## start

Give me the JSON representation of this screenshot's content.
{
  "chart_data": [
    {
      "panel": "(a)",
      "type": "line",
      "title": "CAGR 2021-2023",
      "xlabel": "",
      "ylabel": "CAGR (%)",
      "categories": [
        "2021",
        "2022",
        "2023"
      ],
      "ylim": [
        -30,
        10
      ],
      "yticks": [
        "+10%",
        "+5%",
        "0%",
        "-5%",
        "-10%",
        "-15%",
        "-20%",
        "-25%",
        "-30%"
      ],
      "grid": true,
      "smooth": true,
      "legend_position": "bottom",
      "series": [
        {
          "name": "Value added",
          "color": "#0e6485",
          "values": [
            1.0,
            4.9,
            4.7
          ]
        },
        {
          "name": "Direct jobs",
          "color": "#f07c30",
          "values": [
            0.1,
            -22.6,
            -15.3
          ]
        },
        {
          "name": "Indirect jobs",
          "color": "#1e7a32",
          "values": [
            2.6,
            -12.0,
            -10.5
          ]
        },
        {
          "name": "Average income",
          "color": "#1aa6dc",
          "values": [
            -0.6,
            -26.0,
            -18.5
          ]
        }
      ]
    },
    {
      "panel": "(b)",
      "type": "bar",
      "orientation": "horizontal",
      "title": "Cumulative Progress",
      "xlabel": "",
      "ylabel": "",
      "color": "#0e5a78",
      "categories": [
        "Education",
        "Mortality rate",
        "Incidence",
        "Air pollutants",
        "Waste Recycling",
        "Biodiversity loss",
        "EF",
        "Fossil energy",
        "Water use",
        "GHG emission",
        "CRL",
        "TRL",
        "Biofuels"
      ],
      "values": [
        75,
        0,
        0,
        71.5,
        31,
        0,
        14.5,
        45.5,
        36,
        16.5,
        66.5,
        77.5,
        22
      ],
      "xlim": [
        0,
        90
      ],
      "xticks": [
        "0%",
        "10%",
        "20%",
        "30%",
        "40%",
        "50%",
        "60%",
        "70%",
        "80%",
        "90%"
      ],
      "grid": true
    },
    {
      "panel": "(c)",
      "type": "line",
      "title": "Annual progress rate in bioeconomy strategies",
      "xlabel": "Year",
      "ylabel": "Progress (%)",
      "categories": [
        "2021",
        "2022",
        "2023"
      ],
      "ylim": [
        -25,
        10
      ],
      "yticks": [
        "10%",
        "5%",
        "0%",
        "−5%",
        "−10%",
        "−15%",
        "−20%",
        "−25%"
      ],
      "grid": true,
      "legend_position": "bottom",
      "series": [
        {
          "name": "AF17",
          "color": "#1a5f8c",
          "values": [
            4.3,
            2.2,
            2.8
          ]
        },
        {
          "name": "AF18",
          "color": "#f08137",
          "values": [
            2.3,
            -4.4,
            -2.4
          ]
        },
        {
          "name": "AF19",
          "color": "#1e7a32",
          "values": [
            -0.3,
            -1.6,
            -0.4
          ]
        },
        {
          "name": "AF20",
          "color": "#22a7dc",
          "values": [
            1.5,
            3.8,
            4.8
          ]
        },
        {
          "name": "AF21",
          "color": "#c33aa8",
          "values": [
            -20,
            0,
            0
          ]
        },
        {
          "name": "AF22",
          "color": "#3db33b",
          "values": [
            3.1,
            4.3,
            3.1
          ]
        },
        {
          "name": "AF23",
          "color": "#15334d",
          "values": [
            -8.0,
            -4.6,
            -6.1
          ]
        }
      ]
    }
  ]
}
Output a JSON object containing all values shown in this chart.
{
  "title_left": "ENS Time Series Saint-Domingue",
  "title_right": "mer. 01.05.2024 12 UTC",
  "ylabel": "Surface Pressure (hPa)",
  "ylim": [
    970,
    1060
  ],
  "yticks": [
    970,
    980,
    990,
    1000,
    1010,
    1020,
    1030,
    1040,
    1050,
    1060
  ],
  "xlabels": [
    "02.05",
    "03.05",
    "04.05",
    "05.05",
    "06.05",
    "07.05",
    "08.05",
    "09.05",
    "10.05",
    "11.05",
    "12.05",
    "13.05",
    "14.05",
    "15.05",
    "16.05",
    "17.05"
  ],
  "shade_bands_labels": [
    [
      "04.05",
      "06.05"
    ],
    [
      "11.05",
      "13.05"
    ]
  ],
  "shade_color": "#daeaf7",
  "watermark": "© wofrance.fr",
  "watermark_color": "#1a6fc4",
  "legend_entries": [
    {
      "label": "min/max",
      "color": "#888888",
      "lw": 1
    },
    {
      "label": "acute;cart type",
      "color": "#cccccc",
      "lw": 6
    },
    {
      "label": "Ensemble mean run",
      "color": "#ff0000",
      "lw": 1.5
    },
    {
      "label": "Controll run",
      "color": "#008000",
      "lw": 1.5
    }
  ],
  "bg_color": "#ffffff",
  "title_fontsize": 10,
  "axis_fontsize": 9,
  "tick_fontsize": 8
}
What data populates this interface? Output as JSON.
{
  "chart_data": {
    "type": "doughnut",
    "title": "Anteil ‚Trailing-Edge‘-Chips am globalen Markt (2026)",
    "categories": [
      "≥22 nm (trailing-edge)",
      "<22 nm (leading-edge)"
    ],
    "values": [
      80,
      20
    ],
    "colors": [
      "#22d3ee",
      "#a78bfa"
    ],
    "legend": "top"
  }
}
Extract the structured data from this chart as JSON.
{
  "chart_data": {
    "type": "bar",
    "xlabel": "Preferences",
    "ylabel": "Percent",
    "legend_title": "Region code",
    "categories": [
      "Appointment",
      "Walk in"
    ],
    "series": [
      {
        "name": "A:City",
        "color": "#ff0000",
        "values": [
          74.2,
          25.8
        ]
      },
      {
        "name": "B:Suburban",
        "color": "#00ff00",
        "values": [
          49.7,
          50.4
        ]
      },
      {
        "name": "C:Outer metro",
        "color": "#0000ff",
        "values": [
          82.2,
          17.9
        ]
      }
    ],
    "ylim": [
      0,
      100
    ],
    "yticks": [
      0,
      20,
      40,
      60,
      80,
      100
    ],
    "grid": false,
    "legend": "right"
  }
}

## end

### INSTRUCTIONS TO FOLLOW:
Write out the entries in full, exactly as given.

### OUTPUT:
Give me the JSON representation of this screenshot's content.
{
  "chart_data": [
    {
      "panel": "(a)",
      "type": "line",
      "title": "CAGR 2021-2023",
      "xlabel": "",
      "ylabel": "CAGR (%)",
      "categories": [
        "2021",
        "2022",
        "2023"
      ],
      "ylim": [
        -30,
        10
      ],
      "yticks": [
        "+10%",
        "+5%",
        "0%",
        "-5%",
        "-10%",
        "-15%",
        "-20%",
        "-25%",
        "-30%"
      ],
      "grid": true,
      "smooth": true,
      "legend_position": "bottom",
      "series": [
        {
          "name": "Value added",
          "color": "#0e6485",
          "values": [
            1.0,
            4.9,
            4.7
          ]
        },
        {
          "name": "Direct jobs",
          "color": "#f07c30",
          "values": [
            0.1,
            -22.6,
            -15.3
          ]
        },
        {
          "name": "Indirect jobs",
          "color": "#1e7a32",
          "values": [
            2.6,
            -12.0,
            -10.5
          ]
        },
        {
          "name": "Average income",
          "color": "#1aa6dc",
          "values": [
            -0.6,
            -26.0,
            -18.5
          ]
        }
      ]
    },
    {
      "panel": "(b)",
      "type": "bar",
      "orientation": "horizontal",
      "title": "Cumulative Progress",
      "xlabel": "",
      "ylabel": "",
      "color": "#0e5a78",
      "categories": [
        "Education",
        "Mortality rate",
        "Incidence",
        "Air pollutants",
        "Waste Recycling",
        "Biodiversity loss",
        "EF",
        "Fossil energy",
        "Water use",
        "GHG emission",
        "CRL",
        "TRL",
        "Biofuels"
      ],
      "values": [
        75,
        0,
        0,
        71.5,
        31,
        0,
        14.5,
        45.5,
        36,
        16.5,
        66.5,
        77.5,
        22
      ],
      "xlim": [
        0,
        90
      ],
      "xticks": [
        "0%",
        "10%",
        "20%",
        "30%",
        "40%",
        "50%",
        "60%",
        "70%",
        "80%",
        "90%"
      ],
      "grid": true
    },
    {
      "panel": "(c)",
      "type": "line",
      "title": "Annual progress rate in bioeconomy strategies",
      "xlabel": "Year",
      "ylabel": "Progress (%)",
      "categories": [
        "2021",
        "2022",
        "2023"
      ],
      "ylim": [
        -25,
        10
      ],
      "yticks": [
        "10%",
        "5%",
        "0%",
        "−5%",
        "−10%",
        "−15%",
        "−20%",
        "−25%"
      ],
      "grid": true,
      "legend_position": "bottom",
      "series": [
        {
          "name": "AF17",
          "color": "#1a5f8c",
          "values": [
            4.3,
            2.2,
            2.8
          ]
        },
        {
          "name": "AF18",
          "color": "#f08137",
          "values": [
            2.3,
            -4.4,
            -2.4
          ]
        },
        {
          "name": "AF19",
          "color": "#1e7a32",
          "values": [
            -0.3,
            -1.6,
            -0.4
          ]
        },
        {
          "name": "AF20",
          "color": "#22a7dc",
          "values": [
            1.5,
            3.8,
            4.8
          ]
        },
        {
          "name": "AF21",
          "color": "#c33aa8",
          "values": [
            -20,
            0,
            0
          ]
        },
        {
          "name": "AF22",
          "color": "#3db33b",
          "values": [
            3.1,
            4.3,
            3.1
          ]
        },
        {
          "name": "AF23",
          "color": "#15334d",
          "values": [
            -8.0,
            -4.6,
            -6.1
          ]
        }
      ]
    }
  ]
}
Output a JSON object containing all values shown in this chart.
{
  "title_left": "ENS Time Series Saint-Domingue",
  "title_right": "mer. 01.05.2024 12 UTC",
  "ylabel": "Surface Pressure (hPa)",
  "ylim": [
    970,
    1060
  ],
  "yticks": [
    970,
    980,
    990,
    1000,
    1010,
    1020,
    1030,
    1040,
    1050,
    1060
  ],
  "xlabels": [
    "02.05",
    "03.05",
    "04.05",
    "05.05",
    "06.05",
    "07.05",
    "08.05",
    "09.05",
    "10.05",
    "11.05",
    "12.05",
    "13.05",
    "14.05",
    "15.05",
    "16.05",
    "17.05"
  ],
  "shade_bands_labels": [
    [
      "04.05",
      "06.05"
    ],
    [
      "11.05",
      "13.05"
    ]
  ],
  "shade_color": "#daeaf7",
  "watermark": "© wofrance.fr",
  "watermark_color": "#1a6fc4",
  "legend_entries": [
    {
      "label": "min/max",
      "color": "#888888",
      "lw": 1
    },
    {
      "label": "acute;cart type",
      "color": "#cccccc",
      "lw": 6
    },
    {
      "label": "Ensemble mean run",
      "color": "#ff0000",
      "lw": 1.5
    },
    {
      "label": "Controll run",
      "color": "#008000",
      "lw": 1.5
    }
  ],
  "bg_color": "#ffffff",
  "title_fontsize": 10,
  "axis_fontsize": 9,
  "tick_fontsize": 8
}
What data populates this interface? Output as JSON.
{
  "chart_data": {
    "type": "doughnut",
    "title": "Anteil ‚Trailing-Edge‘-Chips am globalen Markt (2026)",
    "categories": [
      "≥22 nm (trailing-edge)",
      "<22 nm (leading-edge)"
    ],
    "values": [
      80,
      20
    ],
    "colors": [
      "#22d3ee",
      "#a78bfa"
    ],
    "legend": "top"
  }
}
Extract the structured data from this chart as JSON.
{
  "chart_data": {
    "type": "bar",
    "xlabel": "Preferences",
    "ylabel": "Percent",
    "legend_title": "Region code",
    "categories": [
      "Appointment",
      "Walk in"
    ],
    "series": [
      {
        "name": "A:City",
        "color": "#ff0000",
        "values": [
          74.2,
          25.8
        ]
      },
      {
        "name": "B:Suburban",
        "color": "#00ff00",
        "values": [
          49.7,
          50.4
        ]
      },
      {
        "name": "C:Outer metro",
        "color": "#0000ff",
        "values": [
          82.2,
          17.9
        ]
      }
    ],
    "ylim": [
      0,
      100
    ],
    "yticks": [
      0,
      20,
      40,
      60,
      80,
      100
    ],
    "grid": false,
    "legend": "right"
  }
}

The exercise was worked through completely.